Entries of transcribed document text:
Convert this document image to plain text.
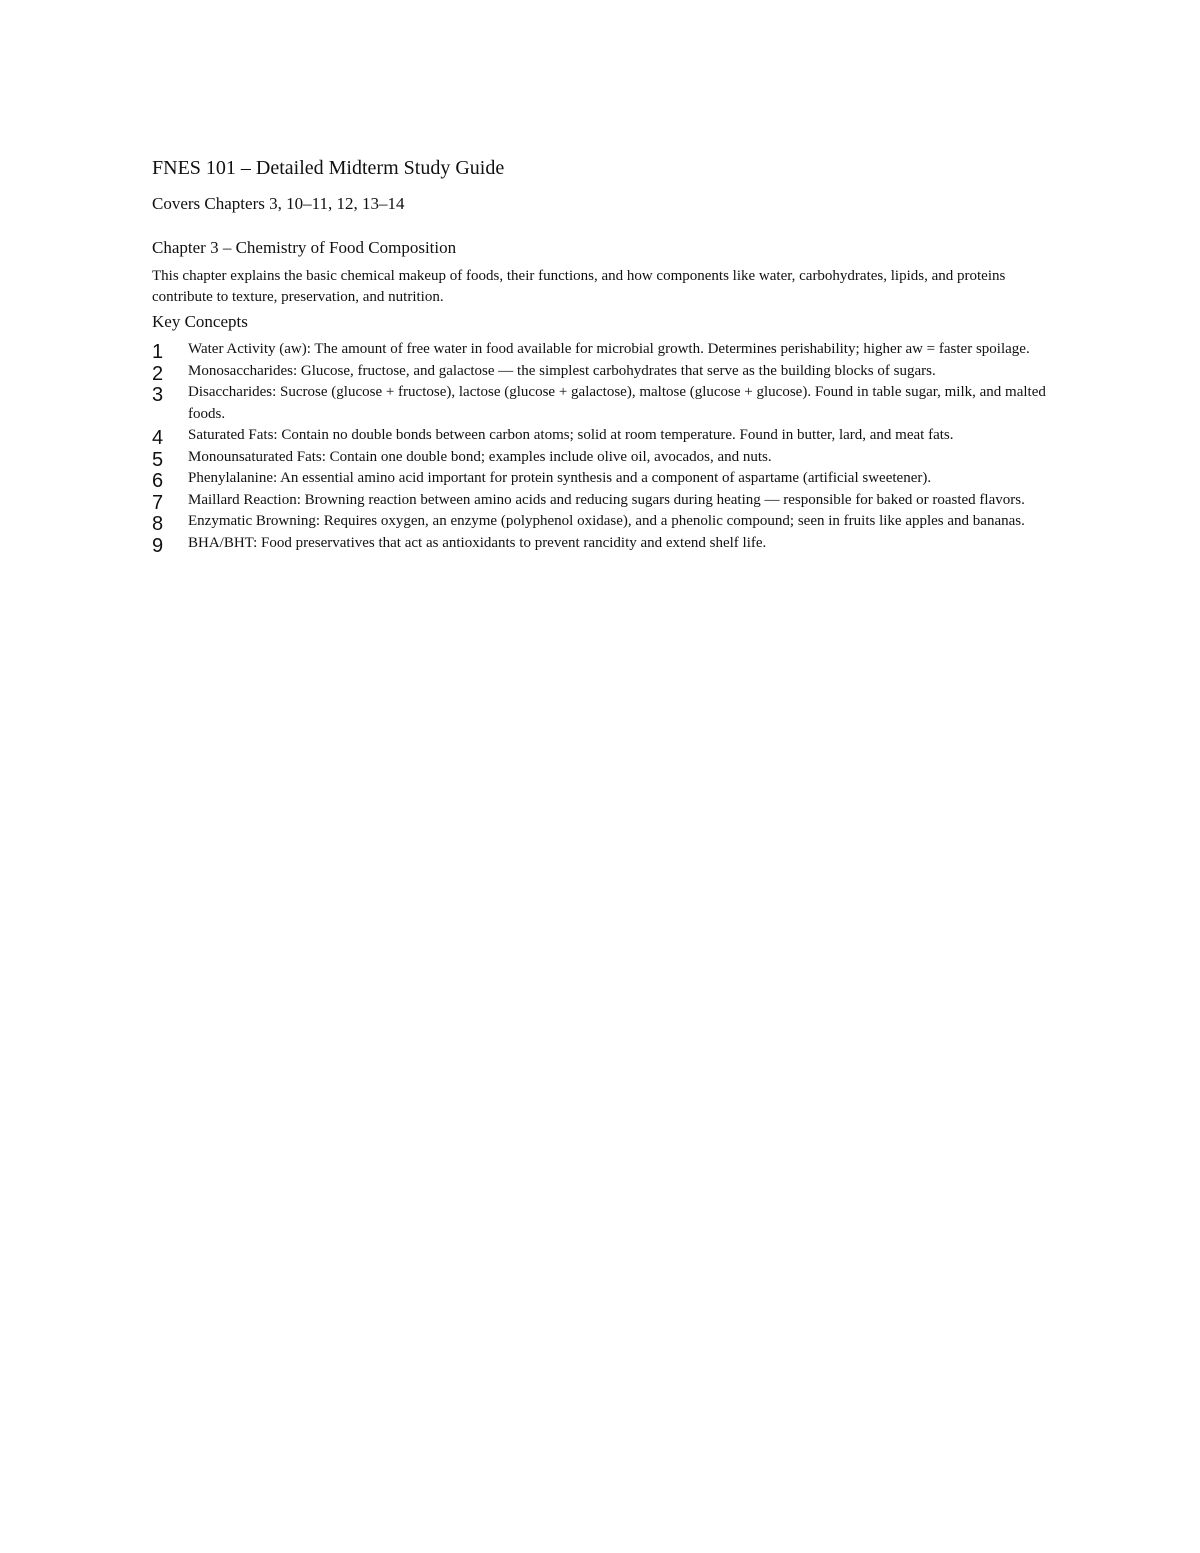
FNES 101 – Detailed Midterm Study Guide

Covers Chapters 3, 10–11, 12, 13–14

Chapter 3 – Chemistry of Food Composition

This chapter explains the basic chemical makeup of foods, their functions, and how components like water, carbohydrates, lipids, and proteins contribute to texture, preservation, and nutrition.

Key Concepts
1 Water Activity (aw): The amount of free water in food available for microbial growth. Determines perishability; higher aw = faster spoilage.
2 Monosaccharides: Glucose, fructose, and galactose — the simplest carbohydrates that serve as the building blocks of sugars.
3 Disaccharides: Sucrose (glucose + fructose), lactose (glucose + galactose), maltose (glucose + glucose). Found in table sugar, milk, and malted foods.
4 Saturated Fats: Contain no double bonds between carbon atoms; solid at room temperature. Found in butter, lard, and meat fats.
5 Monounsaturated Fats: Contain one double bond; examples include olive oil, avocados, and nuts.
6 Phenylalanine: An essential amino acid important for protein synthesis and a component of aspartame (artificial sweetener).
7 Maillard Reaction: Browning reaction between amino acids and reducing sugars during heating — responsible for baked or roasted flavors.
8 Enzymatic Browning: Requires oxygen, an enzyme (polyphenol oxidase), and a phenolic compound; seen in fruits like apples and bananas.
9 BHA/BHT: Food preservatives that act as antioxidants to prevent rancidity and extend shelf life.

Exercise prompt
Across all the records, find the lines containing the word "Found" and reproduce each one.

Response for this exercise
3 Disaccharides: Sucrose (glucose + fructose), lactose (glucose + galactose), maltose (glucose + glucose). Found in table sugar, milk, and malted foods.
4 Saturated Fats: Contain no double bonds between carbon atoms; solid at room temperature. Found in butter, lard, and meat fats.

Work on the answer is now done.